> **What the exercise asks**:
Extract each line bearing the word "Nucleus".

> **Records shown**:
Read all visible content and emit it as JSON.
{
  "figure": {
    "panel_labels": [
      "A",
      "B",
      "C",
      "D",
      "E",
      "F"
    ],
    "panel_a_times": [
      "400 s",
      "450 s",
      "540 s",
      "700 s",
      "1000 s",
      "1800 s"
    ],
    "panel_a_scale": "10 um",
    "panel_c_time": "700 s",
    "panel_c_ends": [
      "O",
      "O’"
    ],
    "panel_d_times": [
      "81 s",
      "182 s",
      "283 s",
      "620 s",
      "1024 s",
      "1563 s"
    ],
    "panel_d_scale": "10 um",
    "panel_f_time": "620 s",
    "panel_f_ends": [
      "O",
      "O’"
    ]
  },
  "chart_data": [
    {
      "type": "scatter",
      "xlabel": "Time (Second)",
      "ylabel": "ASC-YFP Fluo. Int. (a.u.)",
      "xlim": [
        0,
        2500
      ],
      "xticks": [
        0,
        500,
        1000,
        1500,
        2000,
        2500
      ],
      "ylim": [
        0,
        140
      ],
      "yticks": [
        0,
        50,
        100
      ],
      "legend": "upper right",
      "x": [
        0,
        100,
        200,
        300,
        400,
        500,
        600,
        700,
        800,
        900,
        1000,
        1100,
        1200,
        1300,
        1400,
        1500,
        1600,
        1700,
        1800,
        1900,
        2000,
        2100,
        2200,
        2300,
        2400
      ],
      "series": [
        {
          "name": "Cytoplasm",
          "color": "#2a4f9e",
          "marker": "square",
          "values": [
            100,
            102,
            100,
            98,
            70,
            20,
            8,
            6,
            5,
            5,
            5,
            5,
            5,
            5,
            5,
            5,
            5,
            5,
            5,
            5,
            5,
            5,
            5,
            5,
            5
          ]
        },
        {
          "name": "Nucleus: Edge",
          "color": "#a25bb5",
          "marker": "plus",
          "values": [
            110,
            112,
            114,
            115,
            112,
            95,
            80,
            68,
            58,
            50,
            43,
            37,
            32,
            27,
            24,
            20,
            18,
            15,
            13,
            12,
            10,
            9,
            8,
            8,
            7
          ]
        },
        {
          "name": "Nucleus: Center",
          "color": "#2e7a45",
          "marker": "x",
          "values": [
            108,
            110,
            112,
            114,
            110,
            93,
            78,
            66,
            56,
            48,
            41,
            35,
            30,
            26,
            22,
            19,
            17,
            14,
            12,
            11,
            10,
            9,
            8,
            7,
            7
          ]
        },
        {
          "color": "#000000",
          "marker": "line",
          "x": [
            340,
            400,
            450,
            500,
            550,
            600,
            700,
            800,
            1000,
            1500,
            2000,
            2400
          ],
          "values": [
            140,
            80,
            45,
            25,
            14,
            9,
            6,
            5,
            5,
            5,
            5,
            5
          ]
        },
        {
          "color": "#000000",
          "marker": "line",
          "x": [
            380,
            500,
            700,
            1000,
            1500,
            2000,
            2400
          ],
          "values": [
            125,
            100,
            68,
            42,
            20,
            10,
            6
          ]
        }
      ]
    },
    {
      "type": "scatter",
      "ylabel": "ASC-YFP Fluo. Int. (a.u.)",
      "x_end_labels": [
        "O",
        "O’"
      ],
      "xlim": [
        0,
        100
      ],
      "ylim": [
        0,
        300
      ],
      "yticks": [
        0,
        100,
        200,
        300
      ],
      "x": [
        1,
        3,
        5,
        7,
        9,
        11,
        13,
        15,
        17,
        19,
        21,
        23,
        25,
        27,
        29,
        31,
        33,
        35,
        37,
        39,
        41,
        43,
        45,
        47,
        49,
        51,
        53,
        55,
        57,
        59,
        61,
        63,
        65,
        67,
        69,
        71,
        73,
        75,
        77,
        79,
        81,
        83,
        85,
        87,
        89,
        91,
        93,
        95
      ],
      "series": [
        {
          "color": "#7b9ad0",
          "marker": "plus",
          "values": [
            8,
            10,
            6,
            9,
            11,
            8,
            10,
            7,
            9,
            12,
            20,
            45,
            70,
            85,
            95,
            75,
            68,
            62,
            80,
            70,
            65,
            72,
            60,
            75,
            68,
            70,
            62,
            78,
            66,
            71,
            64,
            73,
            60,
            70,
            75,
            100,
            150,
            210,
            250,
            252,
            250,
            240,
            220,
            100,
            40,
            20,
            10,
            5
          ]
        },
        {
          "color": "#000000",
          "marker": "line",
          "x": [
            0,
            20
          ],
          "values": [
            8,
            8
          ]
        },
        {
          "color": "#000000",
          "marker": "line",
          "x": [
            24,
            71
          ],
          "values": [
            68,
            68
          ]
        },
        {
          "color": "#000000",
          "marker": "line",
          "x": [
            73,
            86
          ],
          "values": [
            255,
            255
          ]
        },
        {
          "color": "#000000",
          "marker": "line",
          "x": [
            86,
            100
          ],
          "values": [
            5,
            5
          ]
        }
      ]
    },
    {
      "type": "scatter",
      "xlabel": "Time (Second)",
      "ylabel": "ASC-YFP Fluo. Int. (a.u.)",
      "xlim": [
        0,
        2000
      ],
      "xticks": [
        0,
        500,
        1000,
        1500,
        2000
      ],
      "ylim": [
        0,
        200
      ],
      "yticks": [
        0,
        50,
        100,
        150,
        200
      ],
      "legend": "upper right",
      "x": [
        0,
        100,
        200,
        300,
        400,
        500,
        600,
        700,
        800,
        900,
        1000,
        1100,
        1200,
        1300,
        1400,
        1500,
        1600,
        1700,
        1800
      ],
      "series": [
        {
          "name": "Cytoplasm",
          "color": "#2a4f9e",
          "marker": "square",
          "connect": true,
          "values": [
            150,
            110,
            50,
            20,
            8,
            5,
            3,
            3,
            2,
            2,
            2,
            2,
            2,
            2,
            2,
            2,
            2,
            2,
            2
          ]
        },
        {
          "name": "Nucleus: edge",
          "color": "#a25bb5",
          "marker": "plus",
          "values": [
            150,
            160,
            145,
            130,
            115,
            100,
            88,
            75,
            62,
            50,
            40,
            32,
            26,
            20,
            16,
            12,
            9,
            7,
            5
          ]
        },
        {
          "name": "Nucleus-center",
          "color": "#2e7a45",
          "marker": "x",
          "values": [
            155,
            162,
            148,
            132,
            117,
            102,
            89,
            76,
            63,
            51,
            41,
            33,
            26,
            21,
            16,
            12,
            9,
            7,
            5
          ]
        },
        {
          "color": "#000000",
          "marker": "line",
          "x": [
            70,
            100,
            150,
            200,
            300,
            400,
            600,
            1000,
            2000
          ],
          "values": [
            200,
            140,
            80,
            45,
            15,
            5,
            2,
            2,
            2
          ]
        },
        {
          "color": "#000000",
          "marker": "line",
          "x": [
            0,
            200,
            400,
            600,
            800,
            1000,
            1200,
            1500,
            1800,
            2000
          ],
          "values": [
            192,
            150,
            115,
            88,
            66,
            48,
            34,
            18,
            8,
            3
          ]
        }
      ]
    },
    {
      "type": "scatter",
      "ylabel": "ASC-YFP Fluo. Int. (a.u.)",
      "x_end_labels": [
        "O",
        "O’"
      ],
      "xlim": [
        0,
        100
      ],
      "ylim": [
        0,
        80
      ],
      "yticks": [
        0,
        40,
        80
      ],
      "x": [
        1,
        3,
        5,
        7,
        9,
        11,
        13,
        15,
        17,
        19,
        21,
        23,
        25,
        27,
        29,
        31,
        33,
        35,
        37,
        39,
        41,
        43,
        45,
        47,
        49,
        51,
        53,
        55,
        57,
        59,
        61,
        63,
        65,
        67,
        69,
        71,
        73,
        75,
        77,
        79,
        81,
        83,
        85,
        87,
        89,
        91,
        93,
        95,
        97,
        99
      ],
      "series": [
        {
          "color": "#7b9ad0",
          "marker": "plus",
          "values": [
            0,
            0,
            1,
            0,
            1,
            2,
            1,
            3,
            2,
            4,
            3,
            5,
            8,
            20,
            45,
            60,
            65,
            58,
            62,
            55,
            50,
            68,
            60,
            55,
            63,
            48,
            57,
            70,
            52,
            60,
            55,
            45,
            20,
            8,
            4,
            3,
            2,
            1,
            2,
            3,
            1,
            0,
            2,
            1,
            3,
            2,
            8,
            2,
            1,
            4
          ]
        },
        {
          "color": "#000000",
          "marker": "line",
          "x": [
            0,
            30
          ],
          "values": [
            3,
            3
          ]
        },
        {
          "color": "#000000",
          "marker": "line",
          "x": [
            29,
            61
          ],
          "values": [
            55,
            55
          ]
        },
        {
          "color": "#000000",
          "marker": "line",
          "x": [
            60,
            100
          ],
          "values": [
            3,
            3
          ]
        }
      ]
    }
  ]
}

> **Solution to this problem**:
          "name": "Nucleus: Edge",
          "name": "Nucleus: Center",
          "name": "Nucleus: edge",
          "name": "Nucleus-center",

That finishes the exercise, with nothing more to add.